* _Instruction_: Go through the lines below and copy each one that holds the string "žiaka".

>>>

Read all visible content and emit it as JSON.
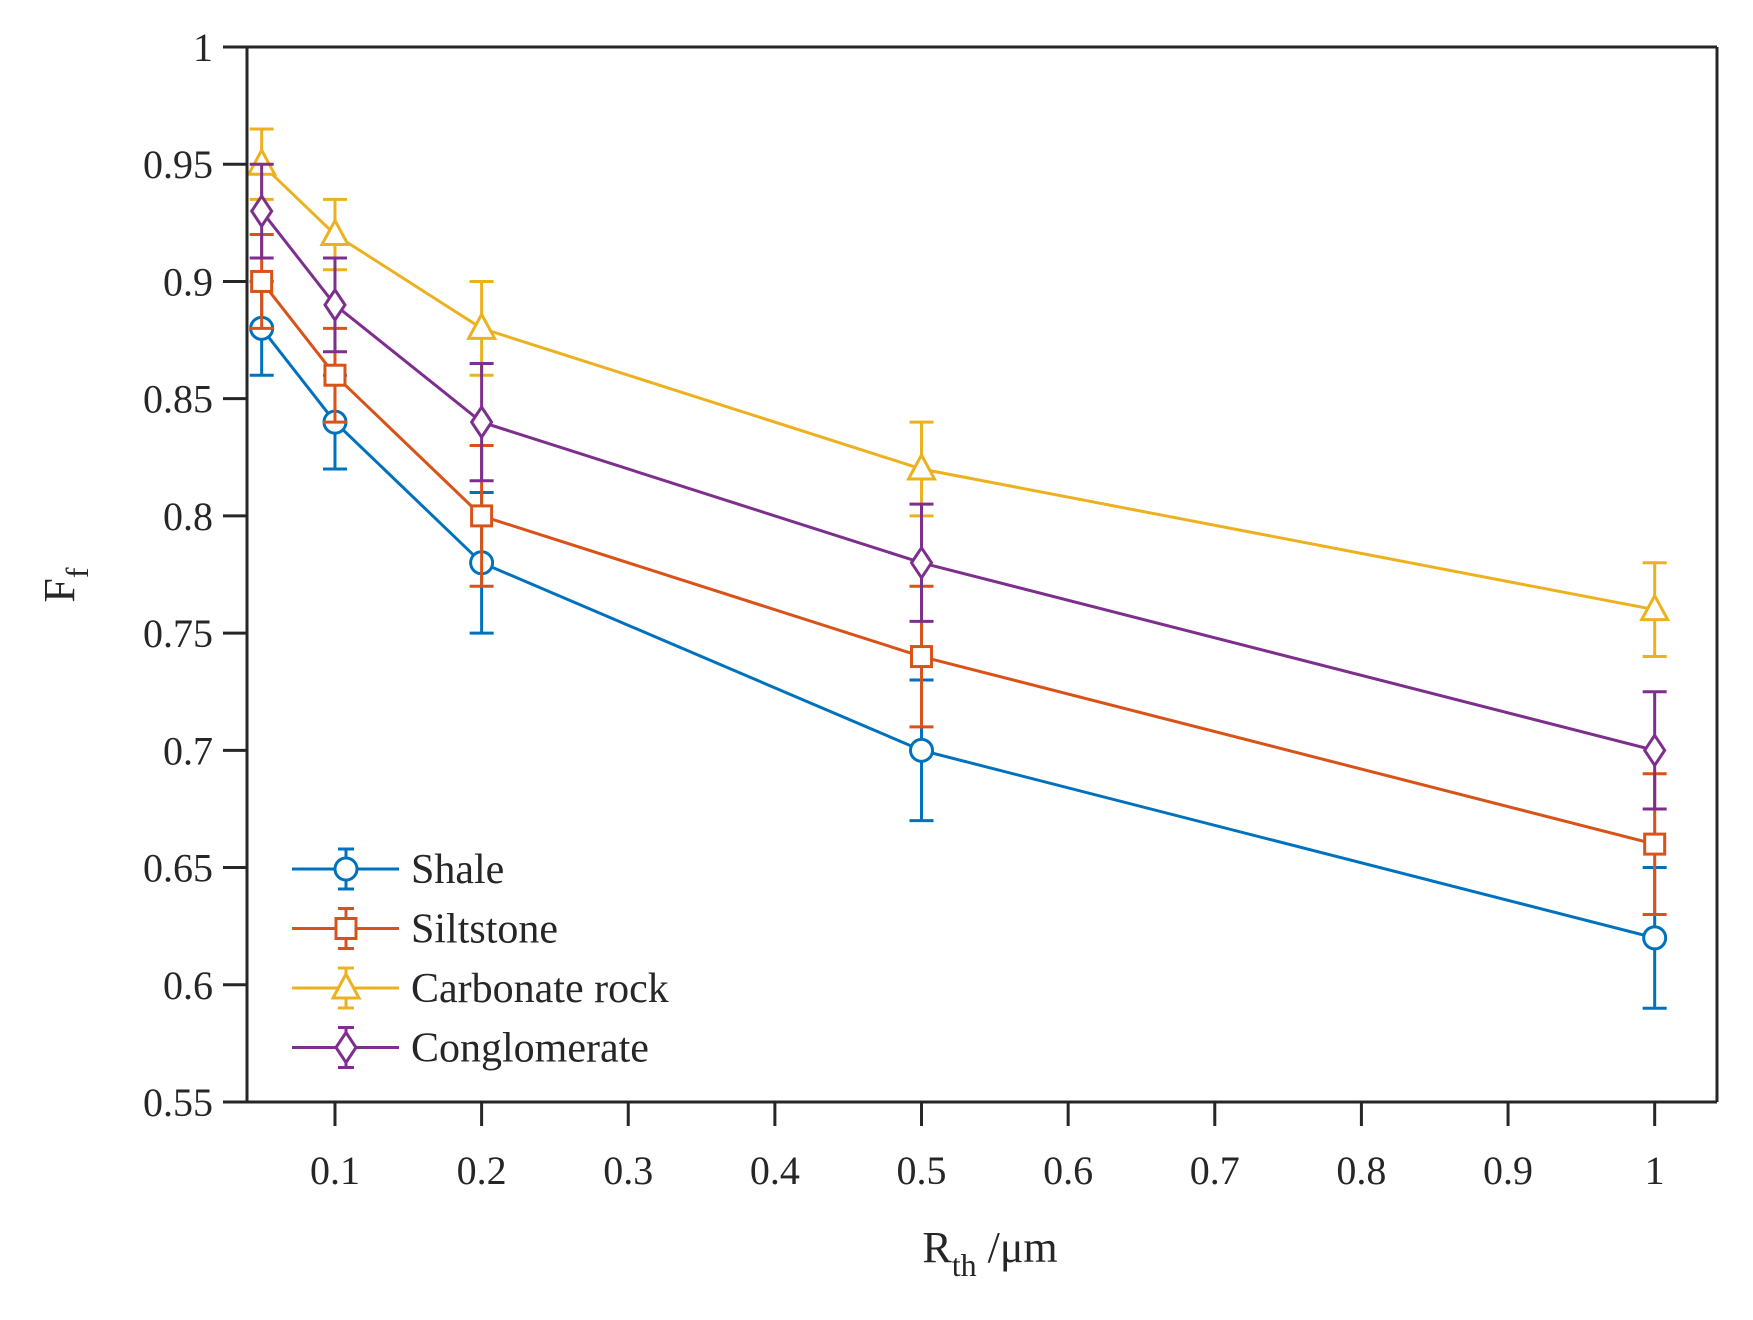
{
  "chart_data": {
    "type": "line",
    "title": "",
    "xlabel": "R",
    "xlabel_sub": "th",
    "xlabel_unit": " /μm",
    "ylabel": "F",
    "ylabel_sub": "f",
    "xlim": [
      0.04,
      1.0425
    ],
    "ylim": [
      0.55,
      1.0
    ],
    "xticks": [
      0.1,
      0.2,
      0.3,
      0.4,
      0.5,
      0.6,
      0.7,
      0.8,
      0.9,
      1
    ],
    "xtick_labels": [
      "0.1",
      "0.2",
      "0.3",
      "0.4",
      "0.5",
      "0.6",
      "0.7",
      "0.8",
      "0.9",
      "1"
    ],
    "yticks": [
      0.55,
      0.6,
      0.65,
      0.7,
      0.75,
      0.8,
      0.85,
      0.9,
      0.95,
      1
    ],
    "ytick_labels": [
      "0.55",
      "0.6",
      "0.65",
      "0.7",
      "0.75",
      "0.8",
      "0.85",
      "0.9",
      "0.95",
      "1"
    ],
    "grid": false,
    "legend_position": "bottom-left",
    "x": [
      0.05,
      0.1,
      0.2,
      0.5,
      1.0
    ],
    "series": [
      {
        "name": "Shale",
        "color": "#0072BD",
        "marker": "circle",
        "values": [
          0.88,
          0.84,
          0.78,
          0.7,
          0.62
        ],
        "errors": [
          0.02,
          0.02,
          0.03,
          0.03,
          0.03
        ]
      },
      {
        "name": "Siltstone",
        "color": "#D95319",
        "marker": "square",
        "values": [
          0.9,
          0.86,
          0.8,
          0.74,
          0.66
        ],
        "errors": [
          0.02,
          0.02,
          0.03,
          0.03,
          0.03
        ]
      },
      {
        "name": "Carbonate rock",
        "color": "#EDB120",
        "marker": "triangle",
        "values": [
          0.95,
          0.92,
          0.88,
          0.82,
          0.76
        ],
        "errors": [
          0.015,
          0.015,
          0.02,
          0.02,
          0.02
        ]
      },
      {
        "name": "Conglomerate",
        "color": "#7E2F8E",
        "marker": "diamond",
        "values": [
          0.93,
          0.89,
          0.84,
          0.78,
          0.7
        ],
        "errors": [
          0.02,
          0.02,
          0.025,
          0.025,
          0.025
        ]
      }
    ]
  }
}
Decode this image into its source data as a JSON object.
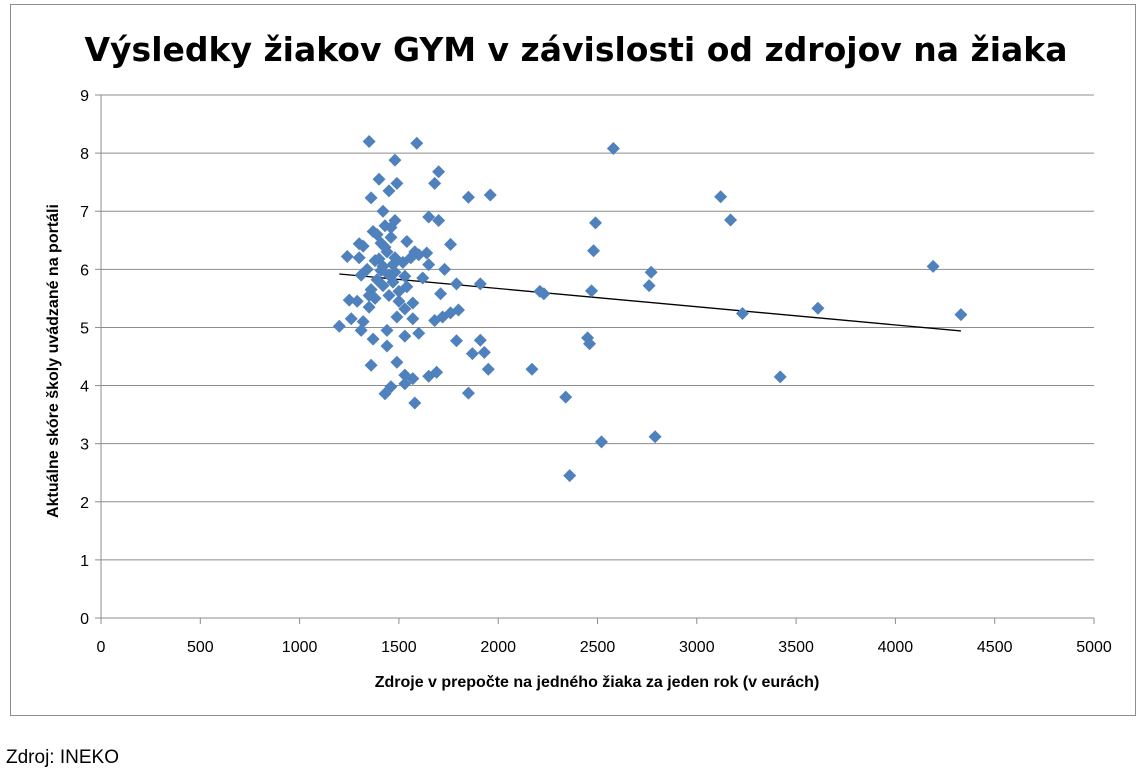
{
  "chart_data": {
    "type": "scatter",
    "title": "Výsledky žiakov GYM v závislosti od zdrojov na žiaka",
    "xlabel": "Zdroje v prepočte na jedného žiaka za jeden rok (v eurách)",
    "ylabel": "Aktuálne skóre školy uvádzané na portáli",
    "xlim": [
      0,
      5000
    ],
    "ylim": [
      0,
      9
    ],
    "xticks": [
      0,
      500,
      1000,
      1500,
      2000,
      2500,
      3000,
      3500,
      4000,
      4500,
      5000
    ],
    "yticks": [
      0,
      1,
      2,
      3,
      4,
      5,
      6,
      7,
      8,
      9
    ],
    "grid": "horizontal",
    "legend": "none",
    "marker_color": "#4f81bd",
    "trendline": {
      "x": [
        1200,
        4330
      ],
      "y": [
        5.92,
        4.94
      ],
      "color": "#000000"
    },
    "points": [
      [
        1350,
        8.2
      ],
      [
        1590,
        8.17
      ],
      [
        2580,
        8.08
      ],
      [
        1480,
        7.88
      ],
      [
        1700,
        7.68
      ],
      [
        1680,
        7.48
      ],
      [
        1490,
        7.48
      ],
      [
        1400,
        7.55
      ],
      [
        1450,
        7.35
      ],
      [
        1360,
        7.23
      ],
      [
        1850,
        7.24
      ],
      [
        1960,
        7.28
      ],
      [
        3120,
        7.25
      ],
      [
        3170,
        6.85
      ],
      [
        2490,
        6.8
      ],
      [
        1420,
        7.0
      ],
      [
        1480,
        6.84
      ],
      [
        1650,
        6.9
      ],
      [
        1700,
        6.84
      ],
      [
        1460,
        6.72
      ],
      [
        1370,
        6.65
      ],
      [
        1760,
        6.43
      ],
      [
        1540,
        6.48
      ],
      [
        1300,
        6.44
      ],
      [
        1320,
        6.4
      ],
      [
        2480,
        6.32
      ],
      [
        1580,
        6.3
      ],
      [
        1640,
        6.28
      ],
      [
        1600,
        6.25
      ],
      [
        1240,
        6.22
      ],
      [
        1300,
        6.2
      ],
      [
        1380,
        6.15
      ],
      [
        1520,
        6.12
      ],
      [
        1560,
        6.2
      ],
      [
        1650,
        6.08
      ],
      [
        1730,
        6.0
      ],
      [
        1420,
        6.05
      ],
      [
        1340,
        6.0
      ],
      [
        1310,
        5.9
      ],
      [
        1480,
        5.95
      ],
      [
        1530,
        5.88
      ],
      [
        1620,
        5.85
      ],
      [
        4190,
        6.05
      ],
      [
        2770,
        5.95
      ],
      [
        1790,
        5.75
      ],
      [
        1910,
        5.75
      ],
      [
        2760,
        5.72
      ],
      [
        2470,
        5.63
      ],
      [
        2210,
        5.62
      ],
      [
        2230,
        5.58
      ],
      [
        1710,
        5.58
      ],
      [
        1450,
        5.55
      ],
      [
        1380,
        5.5
      ],
      [
        1250,
        5.47
      ],
      [
        1290,
        5.45
      ],
      [
        1500,
        5.45
      ],
      [
        1570,
        5.42
      ],
      [
        1350,
        5.35
      ],
      [
        1530,
        5.32
      ],
      [
        1800,
        5.3
      ],
      [
        1760,
        5.25
      ],
      [
        1720,
        5.18
      ],
      [
        1680,
        5.12
      ],
      [
        1570,
        5.15
      ],
      [
        1490,
        5.18
      ],
      [
        1260,
        5.15
      ],
      [
        1320,
        5.1
      ],
      [
        1200,
        5.02
      ],
      [
        1310,
        4.95
      ],
      [
        1440,
        4.95
      ],
      [
        1600,
        4.9
      ],
      [
        1530,
        4.85
      ],
      [
        1370,
        4.8
      ],
      [
        1910,
        4.78
      ],
      [
        1790,
        4.77
      ],
      [
        2450,
        4.82
      ],
      [
        2460,
        4.72
      ],
      [
        1440,
        4.68
      ],
      [
        1930,
        4.57
      ],
      [
        1870,
        4.55
      ],
      [
        1490,
        4.4
      ],
      [
        1360,
        4.35
      ],
      [
        1950,
        4.28
      ],
      [
        2170,
        4.28
      ],
      [
        1690,
        4.23
      ],
      [
        1530,
        4.18
      ],
      [
        1650,
        4.16
      ],
      [
        1570,
        4.12
      ],
      [
        1530,
        4.03
      ],
      [
        1460,
        3.98
      ],
      [
        1430,
        3.86
      ],
      [
        1850,
        3.87
      ],
      [
        1580,
        3.7
      ],
      [
        2340,
        3.8
      ],
      [
        3610,
        5.33
      ],
      [
        4330,
        5.22
      ],
      [
        3230,
        5.24
      ],
      [
        3420,
        4.15
      ],
      [
        2790,
        3.12
      ],
      [
        2520,
        3.03
      ],
      [
        2360,
        2.45
      ],
      [
        1360,
        5.65
      ],
      [
        1420,
        5.72
      ],
      [
        1470,
        5.78
      ],
      [
        1390,
        5.82
      ],
      [
        1440,
        6.3
      ],
      [
        1410,
        6.45
      ],
      [
        1460,
        6.55
      ],
      [
        1430,
        6.38
      ],
      [
        1400,
        6.18
      ],
      [
        1470,
        6.08
      ],
      [
        1350,
        5.55
      ],
      [
        1500,
        5.62
      ],
      [
        1540,
        5.7
      ],
      [
        1450,
        5.9
      ],
      [
        1410,
        5.98
      ],
      [
        1480,
        6.2
      ],
      [
        1390,
        6.6
      ],
      [
        1430,
        6.75
      ]
    ]
  },
  "source_note": "Zdroj: INEKO"
}
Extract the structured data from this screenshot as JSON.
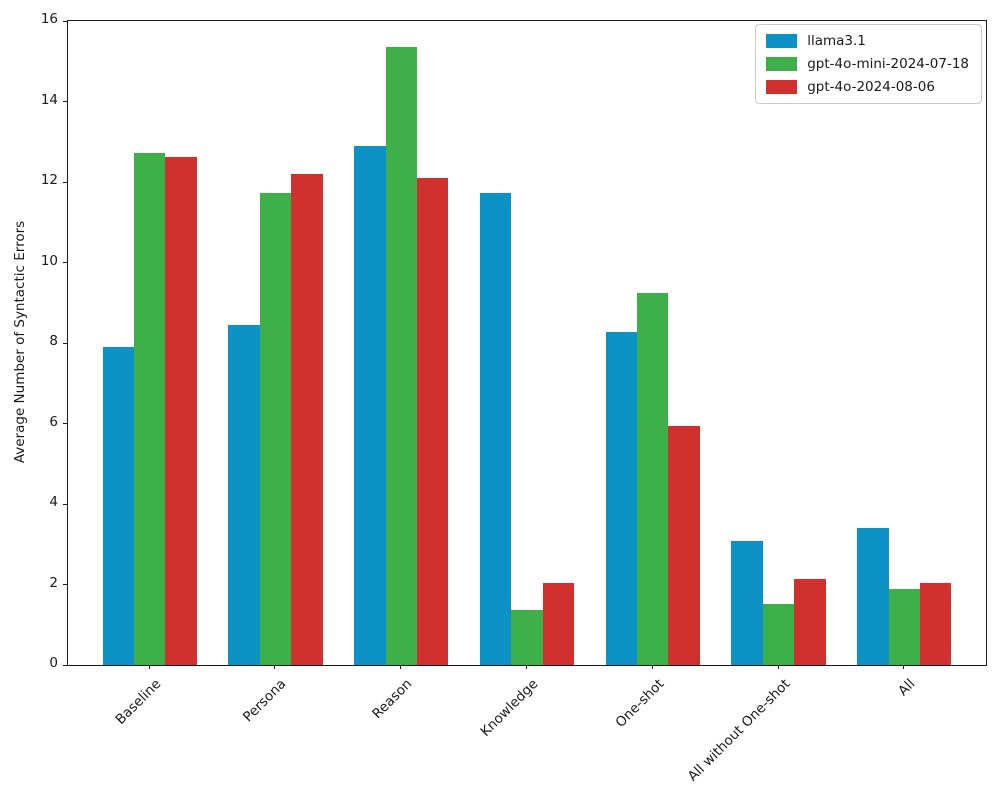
{
  "chart_data": {
    "type": "bar",
    "title": "",
    "xlabel": "",
    "ylabel": "Average Number of Syntactic Errors",
    "ylim": [
      0,
      16
    ],
    "yticks": [
      0,
      2,
      4,
      6,
      8,
      10,
      12,
      14,
      16
    ],
    "grid": false,
    "legend_position": "upper right",
    "categories": [
      "Baseline",
      "Persona",
      "Reason",
      "Knowledge",
      "One-shot",
      "All without One-shot",
      "All"
    ],
    "series": [
      {
        "name": "llama3.1",
        "color": "#0d92c6",
        "values": [
          7.9,
          8.46,
          12.89,
          11.72,
          8.27,
          3.09,
          3.4
        ]
      },
      {
        "name": "gpt-4o-mini-2024-07-18",
        "color": "#3db049",
        "values": [
          12.71,
          11.72,
          15.35,
          1.36,
          9.25,
          1.51,
          1.9
        ]
      },
      {
        "name": "gpt-4o-2024-08-06",
        "color": "#d1312e",
        "values": [
          12.63,
          12.19,
          12.1,
          2.05,
          5.93,
          2.13,
          2.03
        ]
      }
    ]
  }
}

<<<

* _Exercise solution_:
    "title": "Výsledky žiakov GYM v závislosti od zdrojov na žiaka",
    "xlabel": "Zdroje v prepočte na jedného žiaka za jeden rok (v eurách)",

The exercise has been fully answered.